Aim of the exercise
Give an exact copy of every line, leaving images out.

Begin

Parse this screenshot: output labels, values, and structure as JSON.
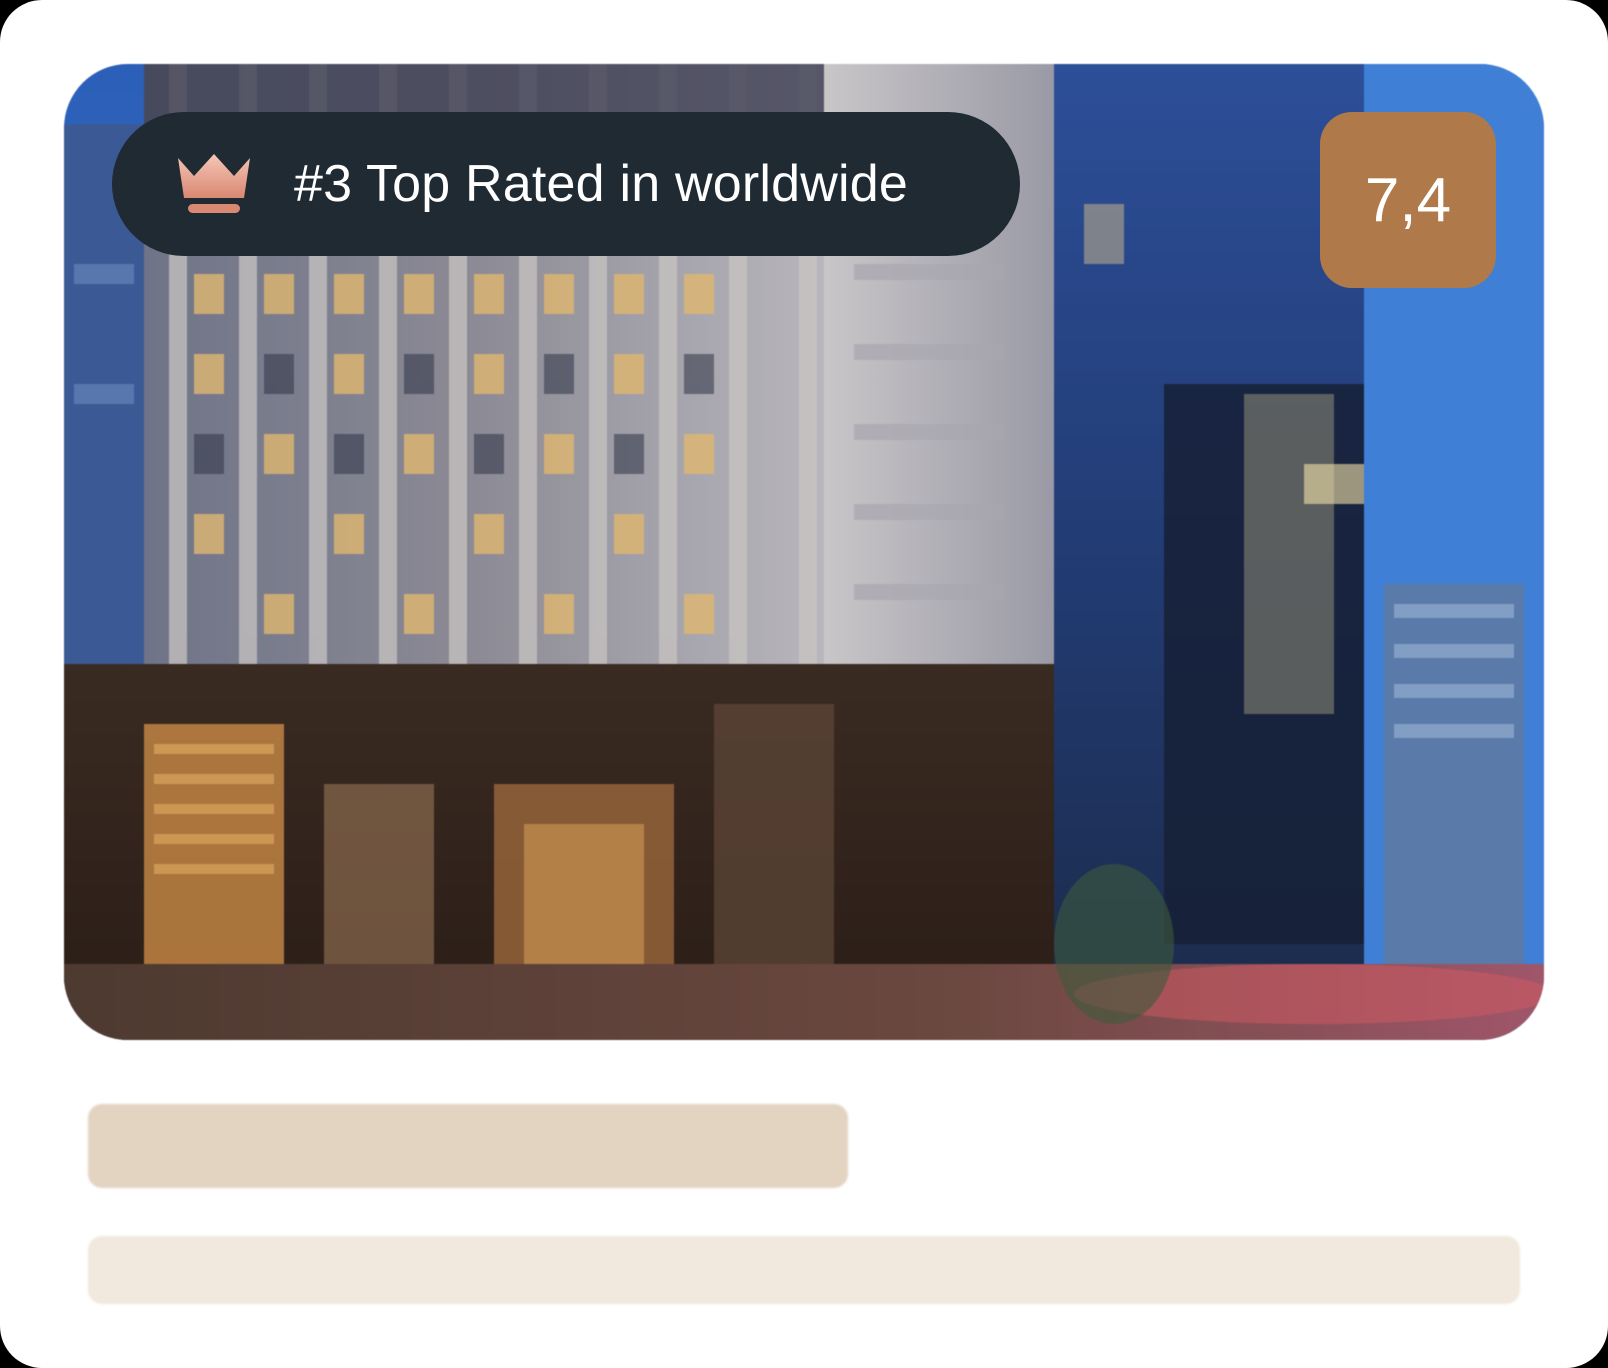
{
  "card": {
    "badge": {
      "icon": "crown-icon",
      "text": "#3 Top Rated in worldwide"
    },
    "score": {
      "value": "7,4"
    }
  },
  "colors": {
    "badge_bg": "#1f2a33",
    "score_bg": "#b0794a",
    "crown_accent": "#e2a08d",
    "skeleton_title": "#e3d3c1",
    "skeleton_line": "#f1e8de"
  }
}
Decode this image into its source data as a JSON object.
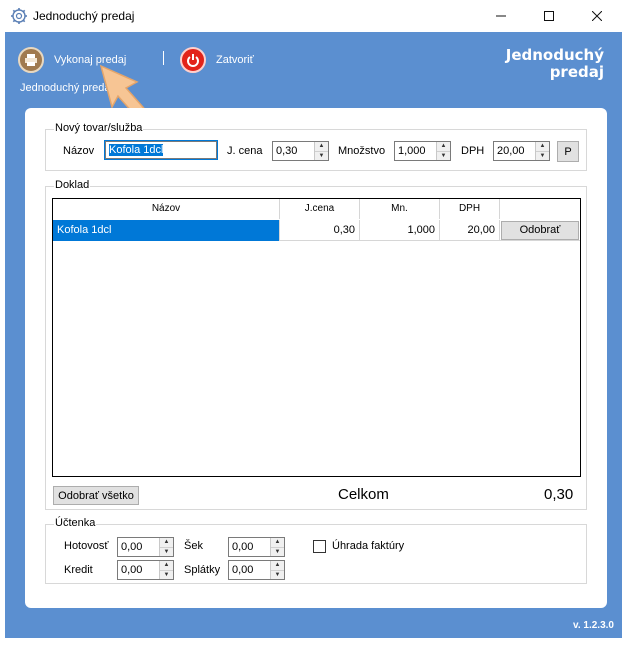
{
  "window": {
    "title": "Jednoduchý predaj",
    "min_icon": "minimize-icon",
    "max_icon": "maximize-icon",
    "close_icon": "close-icon"
  },
  "toolbar": {
    "sale_label": "Vykonaj predaj",
    "close_label": "Zatvoriť",
    "ribbon_tab": "Jednoduchý predaj",
    "header_title_line1": "Jednoduchý",
    "header_title_line2": "predaj"
  },
  "new_item": {
    "group_label": "Nový tovar/služba",
    "name_label": "Názov",
    "name_value": "Kofola 1dcl",
    "price_label": "J. cena",
    "price_value": "0,30",
    "qty_label": "Množstvo",
    "qty_value": "1,000",
    "vat_label": "DPH",
    "vat_value": "20,00",
    "add_button": "P"
  },
  "receipt": {
    "group_label": "Doklad",
    "columns": [
      "Názov",
      "J.cena",
      "Mn.",
      "DPH",
      ""
    ],
    "rows": [
      {
        "name": "Kofola 1dcl",
        "price": "0,30",
        "qty": "1,000",
        "vat": "20,00",
        "action": "Odobrať"
      }
    ],
    "remove_all_button": "Odobrať všetko",
    "total_label": "Celkom",
    "total_value": "0,30"
  },
  "payment": {
    "group_label": "Účtenka",
    "cash_label": "Hotovosť",
    "cash_value": "0,00",
    "check_label": "Šek",
    "check_value": "0,00",
    "credit_label": "Kredit",
    "credit_value": "0,00",
    "installments_label": "Splátky",
    "installments_value": "0,00",
    "invoice_label": "Úhrada faktúry"
  },
  "version": "v. 1.2.3.0",
  "colors": {
    "frame": "#5b8fd0",
    "selection": "#0078d7"
  }
}
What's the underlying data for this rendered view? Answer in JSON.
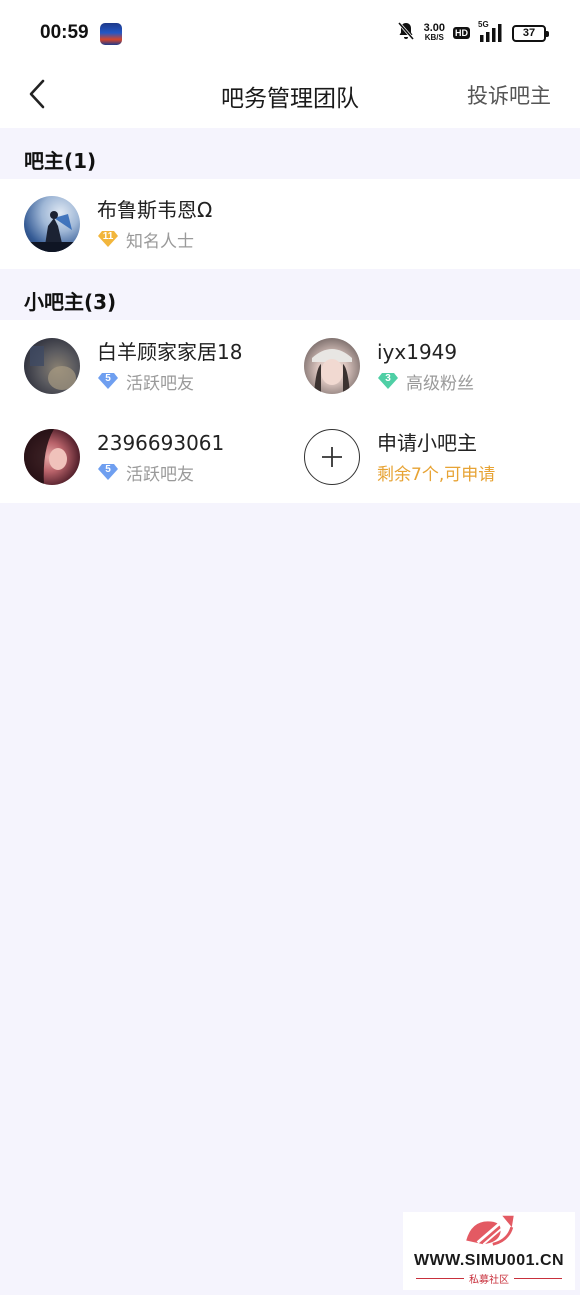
{
  "status_bar": {
    "time": "00:59",
    "net_speed_value": "3.00",
    "net_speed_unit": "KB/S",
    "hd": "HD",
    "network": "5G",
    "battery": "37"
  },
  "navbar": {
    "title": "吧务管理团队",
    "action": "投诉吧主"
  },
  "owner_section": {
    "title": "吧主(1)",
    "members": [
      {
        "name": "布鲁斯韦恩Ω",
        "level": "11",
        "level_title": "知名人士",
        "badge_color": "#f2b63c"
      }
    ]
  },
  "assistant_section": {
    "title": "小吧主(3)",
    "members": [
      {
        "name": "白羊顾家家居18",
        "level": "5",
        "level_title": "活跃吧友",
        "badge_color": "#6f9ff0"
      },
      {
        "name": "iyx1949",
        "level": "3",
        "level_title": "高级粉丝",
        "badge_color": "#4fcfa5"
      },
      {
        "name": "2396693061",
        "level": "5",
        "level_title": "活跃吧友",
        "badge_color": "#6f9ff0"
      }
    ],
    "apply": {
      "label": "申请小吧主",
      "sub": "剩余7个,可申请"
    }
  },
  "watermark": {
    "url": "WWW.SIMU001.CN",
    "sub": "私募社区"
  }
}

End

Expected answer
Parse this screenshot: output labels, values, and structure as JSON.
{
  "card": {
    "badge": {
      "icon": "crown-icon",
      "text": "#3 Top Rated in worldwide"
    },
    "score": {
      "value": "7,4"
    }
  },
  "colors": {
    "badge_bg": "#1f2a33",
    "score_bg": "#b0794a",
    "crown_accent": "#e2a08d",
    "skeleton_title": "#e3d3c1",
    "skeleton_line": "#f1e8de"
  }
}
Decode this image into its source data as a JSON object.
{
  "window": {
    "title": "Jednoduchý predaj",
    "min_icon": "minimize-icon",
    "max_icon": "maximize-icon",
    "close_icon": "close-icon"
  },
  "toolbar": {
    "sale_label": "Vykonaj predaj",
    "close_label": "Zatvoriť",
    "ribbon_tab": "Jednoduchý predaj",
    "header_title_line1": "Jednoduchý",
    "header_title_line2": "predaj"
  },
  "new_item": {
    "group_label": "Nový tovar/služba",
    "name_label": "Názov",
    "name_value": "Kofola 1dcl",
    "price_label": "J. cena",
    "price_value": "0,30",
    "qty_label": "Množstvo",
    "qty_value": "1,000",
    "vat_label": "DPH",
    "vat_value": "20,00",
    "add_button": "P"
  },
  "receipt": {
    "group_label": "Doklad",
    "columns": [
      "Názov",
      "J.cena",
      "Mn.",
      "DPH",
      ""
    ],
    "rows": [
      {
        "name": "Kofola 1dcl",
        "price": "0,30",
        "qty": "1,000",
        "vat": "20,00",
        "action": "Odobrať"
      }
    ],
    "remove_all_button": "Odobrať všetko",
    "total_label": "Celkom",
    "total_value": "0,30"
  },
  "payment": {
    "group_label": "Účtenka",
    "cash_label": "Hotovosť",
    "cash_value": "0,00",
    "check_label": "Šek",
    "check_value": "0,00",
    "credit_label": "Kredit",
    "credit_value": "0,00",
    "installments_label": "Splátky",
    "installments_value": "0,00",
    "invoice_label": "Úhrada faktúry"
  },
  "version": "v. 1.2.3.0",
  "colors": {
    "frame": "#5b8fd0",
    "selection": "#0078d7"
  }
}
What's the underlying data for this rendered view? Answer in JSON.
{
  "status_bar": {
    "time": "00:59",
    "net_speed_value": "3.00",
    "net_speed_unit": "KB/S",
    "hd": "HD",
    "network": "5G",
    "battery": "37"
  },
  "navbar": {
    "title": "吧务管理团队",
    "action": "投诉吧主"
  },
  "owner_section": {
    "title": "吧主(1)",
    "members": [
      {
        "name": "布鲁斯韦恩Ω",
        "level": "11",
        "level_title": "知名人士",
        "badge_color": "#f2b63c"
      }
    ]
  },
  "assistant_section": {
    "title": "小吧主(3)",
    "members": [
      {
        "name": "白羊顾家家居18",
        "level": "5",
        "level_title": "活跃吧友",
        "badge_color": "#6f9ff0"
      },
      {
        "name": "iyx1949",
        "level": "3",
        "level_title": "高级粉丝",
        "badge_color": "#4fcfa5"
      },
      {
        "name": "2396693061",
        "level": "5",
        "level_title": "活跃吧友",
        "badge_color": "#6f9ff0"
      }
    ],
    "apply": {
      "label": "申请小吧主",
      "sub": "剩余7个,可申请"
    }
  },
  "watermark": {
    "url": "WWW.SIMU001.CN",
    "sub": "私募社区"
  }
}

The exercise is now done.